╭──

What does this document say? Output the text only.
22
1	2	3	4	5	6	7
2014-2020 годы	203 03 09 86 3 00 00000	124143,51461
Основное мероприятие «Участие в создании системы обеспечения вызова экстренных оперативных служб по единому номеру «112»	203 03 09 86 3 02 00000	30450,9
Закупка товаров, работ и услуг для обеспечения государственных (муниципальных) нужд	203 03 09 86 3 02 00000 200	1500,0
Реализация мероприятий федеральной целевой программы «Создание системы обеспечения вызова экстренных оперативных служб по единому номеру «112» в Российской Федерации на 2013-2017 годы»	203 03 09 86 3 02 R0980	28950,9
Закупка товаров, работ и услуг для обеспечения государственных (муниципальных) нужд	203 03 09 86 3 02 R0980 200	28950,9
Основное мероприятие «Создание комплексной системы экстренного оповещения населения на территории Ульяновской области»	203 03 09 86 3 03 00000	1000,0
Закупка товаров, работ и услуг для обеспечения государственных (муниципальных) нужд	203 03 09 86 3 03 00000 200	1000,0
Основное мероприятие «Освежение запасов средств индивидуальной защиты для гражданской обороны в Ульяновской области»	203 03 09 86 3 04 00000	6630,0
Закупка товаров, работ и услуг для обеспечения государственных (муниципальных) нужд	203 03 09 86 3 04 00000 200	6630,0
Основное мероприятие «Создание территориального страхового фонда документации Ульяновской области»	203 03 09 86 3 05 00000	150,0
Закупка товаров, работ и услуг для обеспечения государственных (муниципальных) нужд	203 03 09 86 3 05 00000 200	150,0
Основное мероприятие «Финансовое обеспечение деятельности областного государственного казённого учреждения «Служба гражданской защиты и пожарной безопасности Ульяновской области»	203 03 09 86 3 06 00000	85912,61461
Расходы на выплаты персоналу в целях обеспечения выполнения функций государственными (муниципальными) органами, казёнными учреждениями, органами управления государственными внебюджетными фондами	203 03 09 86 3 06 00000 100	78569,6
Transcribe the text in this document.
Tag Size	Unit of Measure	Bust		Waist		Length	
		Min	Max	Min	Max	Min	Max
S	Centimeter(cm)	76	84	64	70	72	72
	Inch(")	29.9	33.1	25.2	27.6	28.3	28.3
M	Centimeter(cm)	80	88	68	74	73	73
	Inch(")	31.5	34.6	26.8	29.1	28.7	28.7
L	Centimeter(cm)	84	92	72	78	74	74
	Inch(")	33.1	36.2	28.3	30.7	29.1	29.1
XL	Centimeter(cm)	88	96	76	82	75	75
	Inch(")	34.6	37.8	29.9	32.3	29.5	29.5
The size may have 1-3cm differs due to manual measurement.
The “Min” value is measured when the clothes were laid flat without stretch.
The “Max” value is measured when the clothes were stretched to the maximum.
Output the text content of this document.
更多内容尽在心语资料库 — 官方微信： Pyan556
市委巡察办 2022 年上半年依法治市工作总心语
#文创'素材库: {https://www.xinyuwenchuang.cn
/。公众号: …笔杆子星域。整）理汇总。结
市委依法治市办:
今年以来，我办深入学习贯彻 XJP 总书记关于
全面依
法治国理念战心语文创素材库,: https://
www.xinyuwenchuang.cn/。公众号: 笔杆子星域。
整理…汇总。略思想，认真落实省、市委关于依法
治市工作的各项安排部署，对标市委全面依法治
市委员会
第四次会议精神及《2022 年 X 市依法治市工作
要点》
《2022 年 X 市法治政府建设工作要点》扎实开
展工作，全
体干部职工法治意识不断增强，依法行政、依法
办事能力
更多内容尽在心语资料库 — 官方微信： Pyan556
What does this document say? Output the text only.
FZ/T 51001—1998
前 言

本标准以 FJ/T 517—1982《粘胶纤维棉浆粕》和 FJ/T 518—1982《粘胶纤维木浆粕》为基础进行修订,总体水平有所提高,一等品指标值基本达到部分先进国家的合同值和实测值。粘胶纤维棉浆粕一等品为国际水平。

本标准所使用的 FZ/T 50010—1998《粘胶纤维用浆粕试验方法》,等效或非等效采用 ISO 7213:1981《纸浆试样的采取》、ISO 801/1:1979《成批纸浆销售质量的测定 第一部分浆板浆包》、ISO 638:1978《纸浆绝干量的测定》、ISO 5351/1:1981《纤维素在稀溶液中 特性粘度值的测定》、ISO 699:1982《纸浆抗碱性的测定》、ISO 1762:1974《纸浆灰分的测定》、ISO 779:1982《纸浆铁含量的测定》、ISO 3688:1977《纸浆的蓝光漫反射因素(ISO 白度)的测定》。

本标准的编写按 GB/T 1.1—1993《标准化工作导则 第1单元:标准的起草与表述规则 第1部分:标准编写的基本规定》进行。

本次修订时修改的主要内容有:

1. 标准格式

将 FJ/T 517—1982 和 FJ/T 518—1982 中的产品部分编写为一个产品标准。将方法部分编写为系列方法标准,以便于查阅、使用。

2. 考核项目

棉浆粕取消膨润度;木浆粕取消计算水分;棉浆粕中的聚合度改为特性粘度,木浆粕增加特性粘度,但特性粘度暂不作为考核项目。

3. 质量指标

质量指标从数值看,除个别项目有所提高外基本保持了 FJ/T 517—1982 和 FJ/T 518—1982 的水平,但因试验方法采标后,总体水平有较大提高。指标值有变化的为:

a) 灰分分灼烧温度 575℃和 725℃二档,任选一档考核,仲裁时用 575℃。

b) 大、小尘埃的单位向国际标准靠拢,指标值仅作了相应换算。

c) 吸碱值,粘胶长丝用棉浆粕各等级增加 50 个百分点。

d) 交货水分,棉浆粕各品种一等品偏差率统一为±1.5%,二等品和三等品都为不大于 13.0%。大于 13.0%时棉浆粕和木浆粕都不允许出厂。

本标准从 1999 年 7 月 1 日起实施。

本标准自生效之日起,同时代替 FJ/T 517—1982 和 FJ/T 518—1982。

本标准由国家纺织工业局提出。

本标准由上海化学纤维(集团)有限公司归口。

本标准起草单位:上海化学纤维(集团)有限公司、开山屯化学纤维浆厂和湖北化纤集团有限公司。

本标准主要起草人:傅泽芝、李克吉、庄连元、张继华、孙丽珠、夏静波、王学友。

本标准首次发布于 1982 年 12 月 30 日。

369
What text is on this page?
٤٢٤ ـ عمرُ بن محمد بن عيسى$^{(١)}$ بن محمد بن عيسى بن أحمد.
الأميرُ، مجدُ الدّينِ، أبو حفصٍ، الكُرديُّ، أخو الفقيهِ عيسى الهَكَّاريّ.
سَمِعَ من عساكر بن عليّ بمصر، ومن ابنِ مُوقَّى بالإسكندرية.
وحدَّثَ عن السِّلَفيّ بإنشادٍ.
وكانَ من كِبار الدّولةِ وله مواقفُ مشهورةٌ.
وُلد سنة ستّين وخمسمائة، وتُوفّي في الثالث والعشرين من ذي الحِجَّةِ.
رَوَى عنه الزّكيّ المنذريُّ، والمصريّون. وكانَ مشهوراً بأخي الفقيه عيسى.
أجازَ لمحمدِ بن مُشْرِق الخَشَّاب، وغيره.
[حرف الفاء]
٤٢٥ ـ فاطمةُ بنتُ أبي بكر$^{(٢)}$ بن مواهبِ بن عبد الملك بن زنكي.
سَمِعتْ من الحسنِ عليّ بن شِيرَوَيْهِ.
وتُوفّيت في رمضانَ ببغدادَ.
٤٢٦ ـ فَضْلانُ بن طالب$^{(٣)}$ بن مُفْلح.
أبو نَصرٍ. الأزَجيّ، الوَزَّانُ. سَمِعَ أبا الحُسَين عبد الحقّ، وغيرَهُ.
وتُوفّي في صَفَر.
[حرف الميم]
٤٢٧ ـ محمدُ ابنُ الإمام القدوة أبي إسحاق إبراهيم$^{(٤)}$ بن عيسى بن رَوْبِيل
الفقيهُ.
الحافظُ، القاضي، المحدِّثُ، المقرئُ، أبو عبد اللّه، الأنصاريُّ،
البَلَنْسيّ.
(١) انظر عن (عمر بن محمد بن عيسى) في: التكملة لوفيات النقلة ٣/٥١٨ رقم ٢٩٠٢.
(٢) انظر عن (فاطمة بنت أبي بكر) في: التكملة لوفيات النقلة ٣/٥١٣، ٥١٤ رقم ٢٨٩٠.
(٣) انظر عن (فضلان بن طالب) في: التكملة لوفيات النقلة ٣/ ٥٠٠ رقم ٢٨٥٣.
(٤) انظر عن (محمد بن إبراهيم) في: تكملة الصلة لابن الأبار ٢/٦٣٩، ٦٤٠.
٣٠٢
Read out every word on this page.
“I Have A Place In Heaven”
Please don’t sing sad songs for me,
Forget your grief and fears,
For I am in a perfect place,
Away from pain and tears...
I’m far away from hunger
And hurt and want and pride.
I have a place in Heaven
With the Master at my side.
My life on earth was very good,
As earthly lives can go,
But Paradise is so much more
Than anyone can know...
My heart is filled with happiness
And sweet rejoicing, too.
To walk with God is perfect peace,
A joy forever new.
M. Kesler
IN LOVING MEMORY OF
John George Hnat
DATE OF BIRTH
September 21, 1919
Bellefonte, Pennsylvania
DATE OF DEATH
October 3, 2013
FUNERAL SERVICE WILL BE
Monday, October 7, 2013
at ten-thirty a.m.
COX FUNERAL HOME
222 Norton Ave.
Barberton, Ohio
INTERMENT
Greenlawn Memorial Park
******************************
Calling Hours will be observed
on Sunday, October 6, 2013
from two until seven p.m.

╰──

#### Job
Examine the listing and say how many of its lines contain the string "document". Give the number alone.

#### Expected output
4